Turn the lines from the one with "x-tick-label: SEEP xyxy=(816,421,858,463)" to the one with "bars xyxy=(115,141,931,411)", both included, into a numbered list, leaving out any blank lines.

BEGIN Data for this task

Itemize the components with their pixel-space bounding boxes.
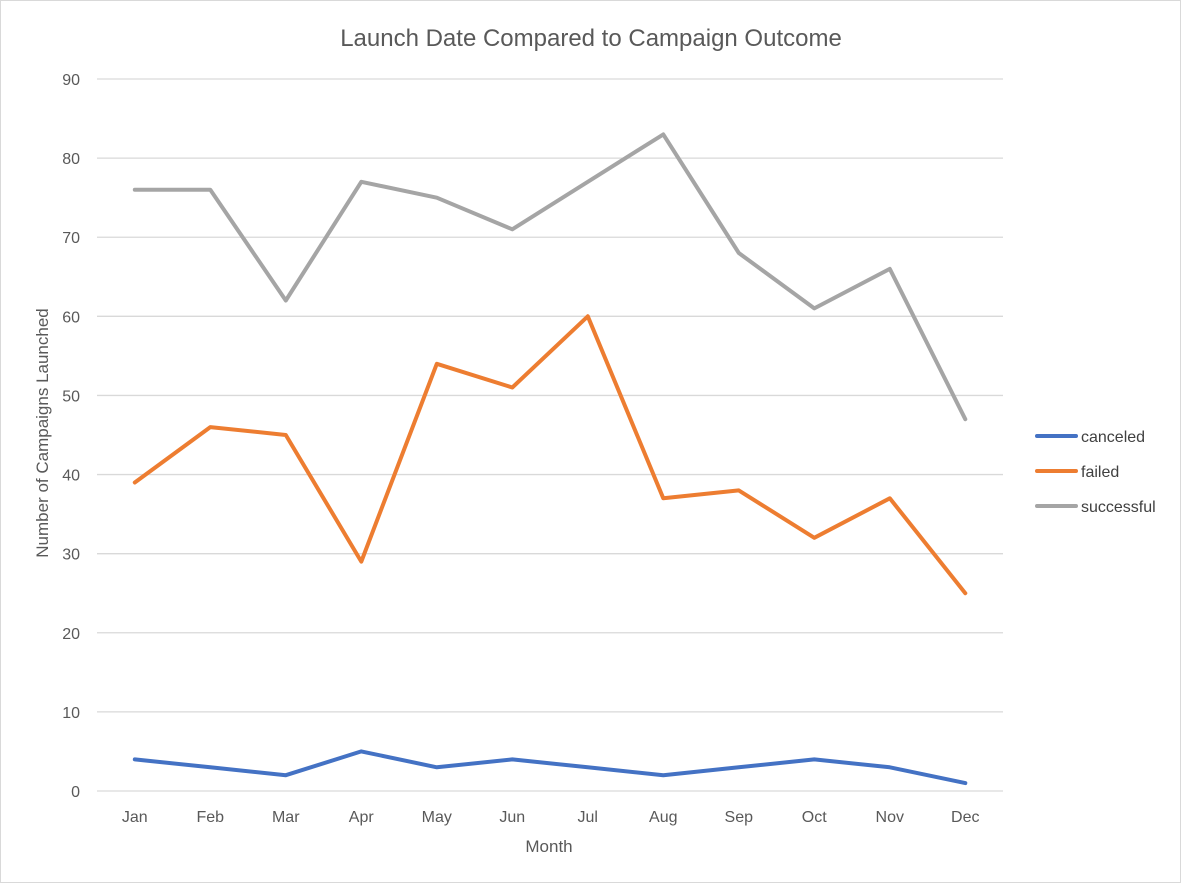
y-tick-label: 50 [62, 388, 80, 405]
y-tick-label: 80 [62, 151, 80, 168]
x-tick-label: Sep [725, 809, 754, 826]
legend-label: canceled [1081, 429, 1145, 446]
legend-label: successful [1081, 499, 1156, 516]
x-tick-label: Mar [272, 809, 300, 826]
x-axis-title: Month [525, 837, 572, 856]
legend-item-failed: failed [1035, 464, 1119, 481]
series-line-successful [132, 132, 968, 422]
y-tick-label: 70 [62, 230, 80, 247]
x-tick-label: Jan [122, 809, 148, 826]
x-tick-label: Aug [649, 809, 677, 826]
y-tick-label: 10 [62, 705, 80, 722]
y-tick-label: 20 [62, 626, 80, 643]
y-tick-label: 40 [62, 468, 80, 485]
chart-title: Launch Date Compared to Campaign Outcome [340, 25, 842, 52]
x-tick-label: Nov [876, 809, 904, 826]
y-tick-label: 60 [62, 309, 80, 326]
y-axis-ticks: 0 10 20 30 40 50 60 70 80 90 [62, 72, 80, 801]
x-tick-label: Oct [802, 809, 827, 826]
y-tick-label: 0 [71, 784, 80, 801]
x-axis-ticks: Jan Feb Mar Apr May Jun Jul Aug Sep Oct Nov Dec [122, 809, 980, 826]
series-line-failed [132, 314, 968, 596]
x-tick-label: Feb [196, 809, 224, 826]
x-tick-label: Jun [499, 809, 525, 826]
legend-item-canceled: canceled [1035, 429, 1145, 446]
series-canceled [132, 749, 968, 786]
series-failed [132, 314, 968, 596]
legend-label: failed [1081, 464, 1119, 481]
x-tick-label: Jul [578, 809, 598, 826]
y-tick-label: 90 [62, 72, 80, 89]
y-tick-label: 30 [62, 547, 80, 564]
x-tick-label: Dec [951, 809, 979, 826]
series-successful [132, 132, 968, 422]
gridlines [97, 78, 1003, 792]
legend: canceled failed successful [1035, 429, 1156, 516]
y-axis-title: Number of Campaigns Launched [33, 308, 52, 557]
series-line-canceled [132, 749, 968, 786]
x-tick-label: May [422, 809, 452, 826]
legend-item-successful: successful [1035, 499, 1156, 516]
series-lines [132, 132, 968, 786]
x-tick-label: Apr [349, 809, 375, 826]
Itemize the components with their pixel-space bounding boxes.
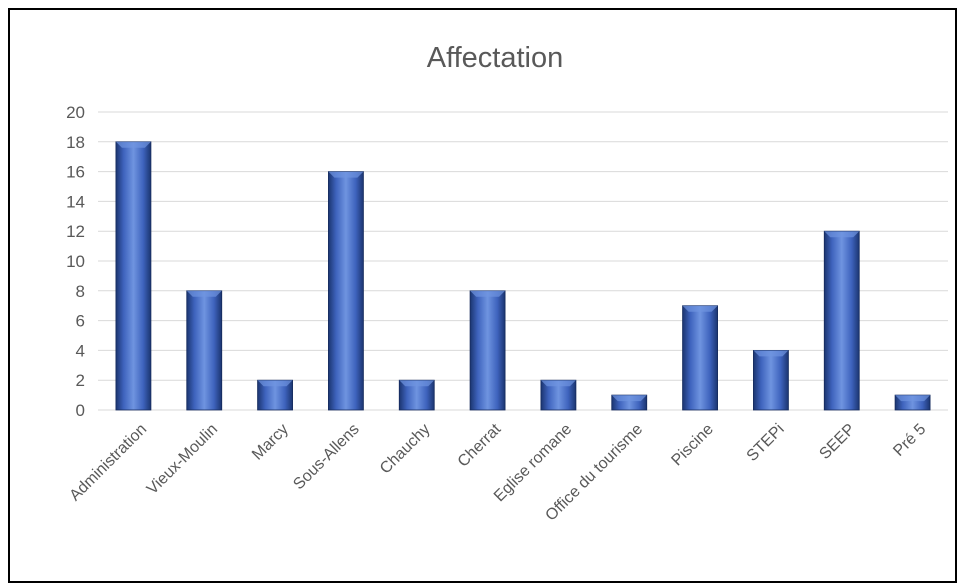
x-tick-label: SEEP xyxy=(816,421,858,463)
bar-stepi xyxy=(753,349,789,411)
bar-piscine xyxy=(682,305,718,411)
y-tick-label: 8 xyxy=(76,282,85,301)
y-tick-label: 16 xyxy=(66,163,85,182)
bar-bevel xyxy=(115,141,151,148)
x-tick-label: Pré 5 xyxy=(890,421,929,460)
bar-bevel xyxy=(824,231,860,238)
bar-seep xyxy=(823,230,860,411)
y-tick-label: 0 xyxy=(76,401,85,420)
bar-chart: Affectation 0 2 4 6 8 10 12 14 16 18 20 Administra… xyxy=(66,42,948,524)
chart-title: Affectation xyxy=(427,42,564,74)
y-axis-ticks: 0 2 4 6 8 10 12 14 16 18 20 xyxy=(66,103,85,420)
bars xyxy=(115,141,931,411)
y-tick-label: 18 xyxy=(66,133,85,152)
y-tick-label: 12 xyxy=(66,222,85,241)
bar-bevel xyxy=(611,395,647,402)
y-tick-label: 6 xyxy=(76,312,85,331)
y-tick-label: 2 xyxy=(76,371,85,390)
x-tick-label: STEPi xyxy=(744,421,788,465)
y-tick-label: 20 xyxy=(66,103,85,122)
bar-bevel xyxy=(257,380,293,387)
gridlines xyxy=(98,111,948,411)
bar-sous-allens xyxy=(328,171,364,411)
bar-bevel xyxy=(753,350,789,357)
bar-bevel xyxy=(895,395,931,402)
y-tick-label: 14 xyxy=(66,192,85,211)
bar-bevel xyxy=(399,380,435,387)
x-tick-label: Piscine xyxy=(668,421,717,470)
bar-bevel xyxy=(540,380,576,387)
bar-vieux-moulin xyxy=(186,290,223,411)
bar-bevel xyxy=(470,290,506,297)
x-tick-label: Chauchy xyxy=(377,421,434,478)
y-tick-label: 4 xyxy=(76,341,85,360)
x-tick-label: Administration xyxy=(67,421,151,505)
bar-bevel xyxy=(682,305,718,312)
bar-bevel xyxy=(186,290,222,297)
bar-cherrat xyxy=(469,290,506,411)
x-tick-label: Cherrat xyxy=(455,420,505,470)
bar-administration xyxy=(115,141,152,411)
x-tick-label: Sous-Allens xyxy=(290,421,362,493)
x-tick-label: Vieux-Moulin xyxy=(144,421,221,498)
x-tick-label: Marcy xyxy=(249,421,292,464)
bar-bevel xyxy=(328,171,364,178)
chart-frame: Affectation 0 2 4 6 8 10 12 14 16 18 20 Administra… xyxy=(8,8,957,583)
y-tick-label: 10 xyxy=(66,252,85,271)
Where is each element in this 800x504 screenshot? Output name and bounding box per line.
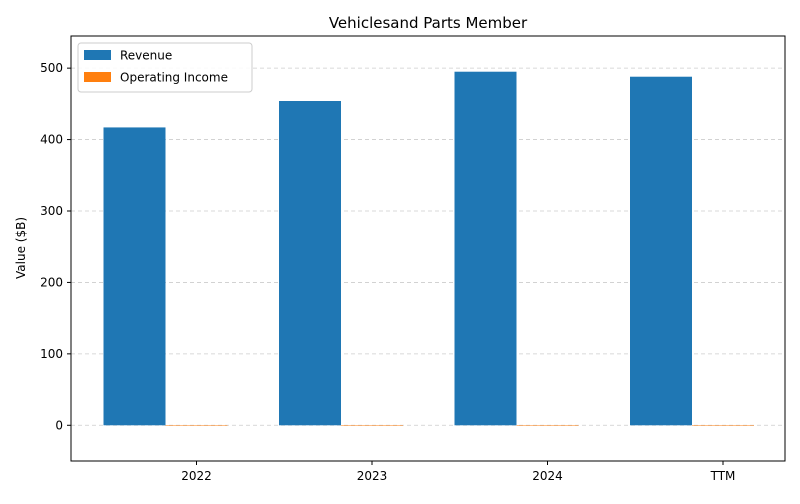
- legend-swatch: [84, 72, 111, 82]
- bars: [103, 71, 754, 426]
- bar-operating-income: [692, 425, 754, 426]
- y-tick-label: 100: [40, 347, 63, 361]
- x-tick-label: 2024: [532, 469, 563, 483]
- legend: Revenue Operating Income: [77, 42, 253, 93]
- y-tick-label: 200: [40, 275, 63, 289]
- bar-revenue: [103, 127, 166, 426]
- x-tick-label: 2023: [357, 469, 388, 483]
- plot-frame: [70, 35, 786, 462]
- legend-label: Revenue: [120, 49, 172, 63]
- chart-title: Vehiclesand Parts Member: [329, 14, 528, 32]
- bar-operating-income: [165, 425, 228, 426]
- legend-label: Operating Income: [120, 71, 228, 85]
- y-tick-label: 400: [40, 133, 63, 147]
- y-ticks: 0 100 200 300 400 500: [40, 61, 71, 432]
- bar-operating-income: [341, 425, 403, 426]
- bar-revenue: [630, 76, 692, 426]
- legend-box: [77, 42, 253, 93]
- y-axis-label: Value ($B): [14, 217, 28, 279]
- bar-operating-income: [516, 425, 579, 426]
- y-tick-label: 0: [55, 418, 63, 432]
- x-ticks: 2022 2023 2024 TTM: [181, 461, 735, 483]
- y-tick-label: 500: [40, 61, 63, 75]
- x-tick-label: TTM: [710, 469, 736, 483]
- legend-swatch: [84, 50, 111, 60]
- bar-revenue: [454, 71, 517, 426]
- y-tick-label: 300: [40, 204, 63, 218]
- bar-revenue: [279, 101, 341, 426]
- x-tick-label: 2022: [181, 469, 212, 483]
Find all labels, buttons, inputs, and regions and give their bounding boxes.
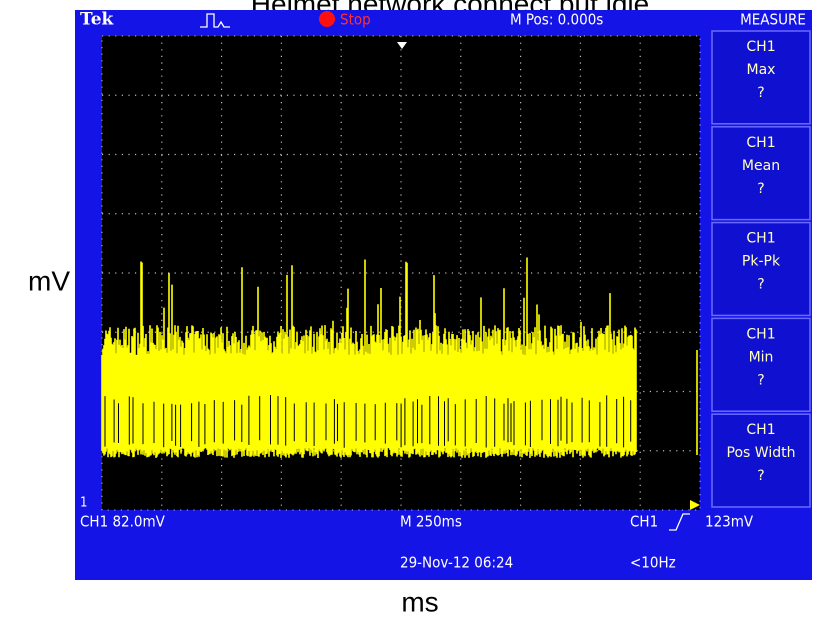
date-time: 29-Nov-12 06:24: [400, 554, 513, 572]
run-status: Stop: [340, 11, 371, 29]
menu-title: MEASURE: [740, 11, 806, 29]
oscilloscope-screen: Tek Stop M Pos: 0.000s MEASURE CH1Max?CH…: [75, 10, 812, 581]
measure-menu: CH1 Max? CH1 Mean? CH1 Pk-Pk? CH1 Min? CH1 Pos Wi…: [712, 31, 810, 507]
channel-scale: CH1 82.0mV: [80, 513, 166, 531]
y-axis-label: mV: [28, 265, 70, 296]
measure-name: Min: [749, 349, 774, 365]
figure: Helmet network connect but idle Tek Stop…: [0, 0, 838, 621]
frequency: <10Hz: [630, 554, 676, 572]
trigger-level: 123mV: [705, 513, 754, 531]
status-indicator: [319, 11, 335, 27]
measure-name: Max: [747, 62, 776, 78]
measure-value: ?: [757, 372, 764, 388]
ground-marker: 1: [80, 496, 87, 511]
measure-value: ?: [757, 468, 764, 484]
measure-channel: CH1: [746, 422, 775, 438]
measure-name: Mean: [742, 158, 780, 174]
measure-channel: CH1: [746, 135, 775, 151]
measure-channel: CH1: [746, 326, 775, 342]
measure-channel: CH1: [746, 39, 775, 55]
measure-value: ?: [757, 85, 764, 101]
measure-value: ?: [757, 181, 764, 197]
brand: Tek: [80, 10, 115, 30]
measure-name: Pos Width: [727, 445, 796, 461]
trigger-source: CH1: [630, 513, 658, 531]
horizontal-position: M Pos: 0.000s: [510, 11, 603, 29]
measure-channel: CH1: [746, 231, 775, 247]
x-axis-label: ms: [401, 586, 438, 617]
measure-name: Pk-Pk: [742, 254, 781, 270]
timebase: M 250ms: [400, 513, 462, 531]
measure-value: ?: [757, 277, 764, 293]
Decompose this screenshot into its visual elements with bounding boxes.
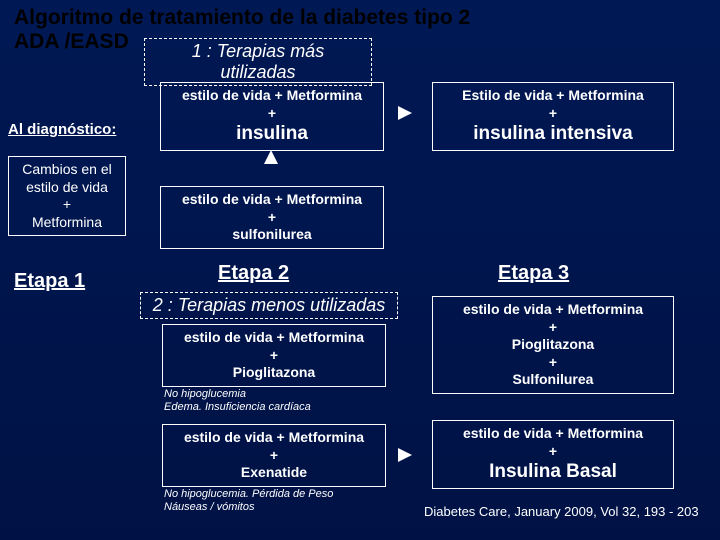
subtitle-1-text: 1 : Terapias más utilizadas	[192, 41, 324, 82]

END Data for this task

__Solution to this exercise__:
1. x-tick-label: SEEP xyxy=(816,421,858,463)
2. bar-stepi xyxy=(753,349,789,411)
3. bar-piscine xyxy=(682,305,718,411)
4. y-tick-label: 8 xyxy=(76,282,85,301)
5. y-tick-label: 16 xyxy=(66,163,85,182)
6. bar-bevel xyxy=(115,141,151,148)
7. x-tick-label: Pré 5 xyxy=(890,421,929,460)
8. bar-bevel xyxy=(824,231,860,238)
9. bar-seep xyxy=(823,230,860,411)
10. y-tick-label: 0 xyxy=(76,401,85,420)
11. bar-chart: Affectation 0 2 4 6 8 10 12 14 16 18 20 Administra… xyxy=(66,42,948,524)
12. chart-title: Affectation xyxy=(427,42,564,74)
13. y-axis-ticks: 0 2 4 6 8 10 12 14 16 18 20 xyxy=(66,103,85,420)
14. bars xyxy=(115,141,931,411)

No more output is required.